------ DATA TO PROCESS ------

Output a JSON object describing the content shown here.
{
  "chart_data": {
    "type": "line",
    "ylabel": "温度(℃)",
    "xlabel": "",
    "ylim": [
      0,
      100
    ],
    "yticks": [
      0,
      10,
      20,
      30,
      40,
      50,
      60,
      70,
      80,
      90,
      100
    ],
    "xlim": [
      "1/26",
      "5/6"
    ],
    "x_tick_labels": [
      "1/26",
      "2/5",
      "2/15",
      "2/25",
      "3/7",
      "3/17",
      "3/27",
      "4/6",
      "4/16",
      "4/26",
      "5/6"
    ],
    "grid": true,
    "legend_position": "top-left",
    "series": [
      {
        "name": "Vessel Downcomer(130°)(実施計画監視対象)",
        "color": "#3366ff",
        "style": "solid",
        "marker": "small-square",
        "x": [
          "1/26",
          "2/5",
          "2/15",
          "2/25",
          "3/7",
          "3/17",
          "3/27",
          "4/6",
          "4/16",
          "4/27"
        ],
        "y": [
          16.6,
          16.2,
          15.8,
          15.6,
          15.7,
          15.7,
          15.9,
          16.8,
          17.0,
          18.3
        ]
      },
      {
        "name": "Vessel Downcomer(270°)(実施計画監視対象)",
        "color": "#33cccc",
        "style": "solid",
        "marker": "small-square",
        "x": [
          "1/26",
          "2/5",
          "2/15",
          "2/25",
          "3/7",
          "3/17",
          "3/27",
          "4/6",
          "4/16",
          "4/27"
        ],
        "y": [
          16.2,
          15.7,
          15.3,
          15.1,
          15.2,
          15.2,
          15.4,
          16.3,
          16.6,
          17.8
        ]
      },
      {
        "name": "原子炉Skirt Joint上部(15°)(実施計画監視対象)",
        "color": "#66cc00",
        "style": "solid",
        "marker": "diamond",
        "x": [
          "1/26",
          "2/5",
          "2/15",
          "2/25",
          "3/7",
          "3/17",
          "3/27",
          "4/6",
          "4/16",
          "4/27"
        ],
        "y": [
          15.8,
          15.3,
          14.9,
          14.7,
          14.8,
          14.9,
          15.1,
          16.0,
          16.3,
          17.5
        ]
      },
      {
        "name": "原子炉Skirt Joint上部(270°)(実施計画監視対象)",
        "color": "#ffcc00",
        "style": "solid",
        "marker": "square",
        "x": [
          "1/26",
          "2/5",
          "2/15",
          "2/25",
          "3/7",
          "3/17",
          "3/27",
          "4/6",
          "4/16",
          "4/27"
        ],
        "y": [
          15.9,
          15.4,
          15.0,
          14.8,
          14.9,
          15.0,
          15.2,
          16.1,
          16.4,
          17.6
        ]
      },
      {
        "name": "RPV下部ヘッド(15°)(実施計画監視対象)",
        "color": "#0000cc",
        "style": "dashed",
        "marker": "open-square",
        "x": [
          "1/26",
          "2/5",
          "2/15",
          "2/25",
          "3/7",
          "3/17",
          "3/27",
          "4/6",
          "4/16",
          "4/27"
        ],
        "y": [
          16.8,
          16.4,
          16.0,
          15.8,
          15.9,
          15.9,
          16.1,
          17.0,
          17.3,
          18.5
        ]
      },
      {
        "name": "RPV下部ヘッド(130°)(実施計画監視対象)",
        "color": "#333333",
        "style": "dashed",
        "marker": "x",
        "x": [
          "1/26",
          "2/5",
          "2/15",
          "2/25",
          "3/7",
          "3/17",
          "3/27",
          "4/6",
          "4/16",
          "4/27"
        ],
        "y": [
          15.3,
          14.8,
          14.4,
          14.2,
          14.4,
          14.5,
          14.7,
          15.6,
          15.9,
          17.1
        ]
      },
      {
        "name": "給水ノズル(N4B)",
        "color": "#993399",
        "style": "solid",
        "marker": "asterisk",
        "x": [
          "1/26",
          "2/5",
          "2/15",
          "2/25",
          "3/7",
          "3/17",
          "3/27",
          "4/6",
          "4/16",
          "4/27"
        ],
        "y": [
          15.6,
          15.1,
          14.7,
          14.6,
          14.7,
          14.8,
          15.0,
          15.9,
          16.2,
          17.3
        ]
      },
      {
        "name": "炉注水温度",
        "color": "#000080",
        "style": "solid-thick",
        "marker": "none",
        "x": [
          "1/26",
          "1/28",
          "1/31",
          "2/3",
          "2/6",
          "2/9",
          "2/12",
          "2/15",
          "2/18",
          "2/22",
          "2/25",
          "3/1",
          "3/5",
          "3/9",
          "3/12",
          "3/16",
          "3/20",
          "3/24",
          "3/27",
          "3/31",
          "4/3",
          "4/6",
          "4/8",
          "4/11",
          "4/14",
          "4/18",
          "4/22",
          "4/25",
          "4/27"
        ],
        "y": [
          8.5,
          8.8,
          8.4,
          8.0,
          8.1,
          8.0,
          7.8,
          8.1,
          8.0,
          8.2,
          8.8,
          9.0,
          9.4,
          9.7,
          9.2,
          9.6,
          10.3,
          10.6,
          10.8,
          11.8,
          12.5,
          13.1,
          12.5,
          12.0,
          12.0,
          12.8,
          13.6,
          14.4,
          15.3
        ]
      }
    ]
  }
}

------

▶ **GOAL OF THE EXERCISE**: From the entries above, copy every line where the word "marker" shows up.

▶ **THE COMPLETED TASK**:
        "marker": "small-square",
        "marker": "small-square",
        "marker": "diamond",
        "marker": "square",
        "marker": "open-square",
        "marker": "x",
        "marker": "asterisk",
        "marker": "none",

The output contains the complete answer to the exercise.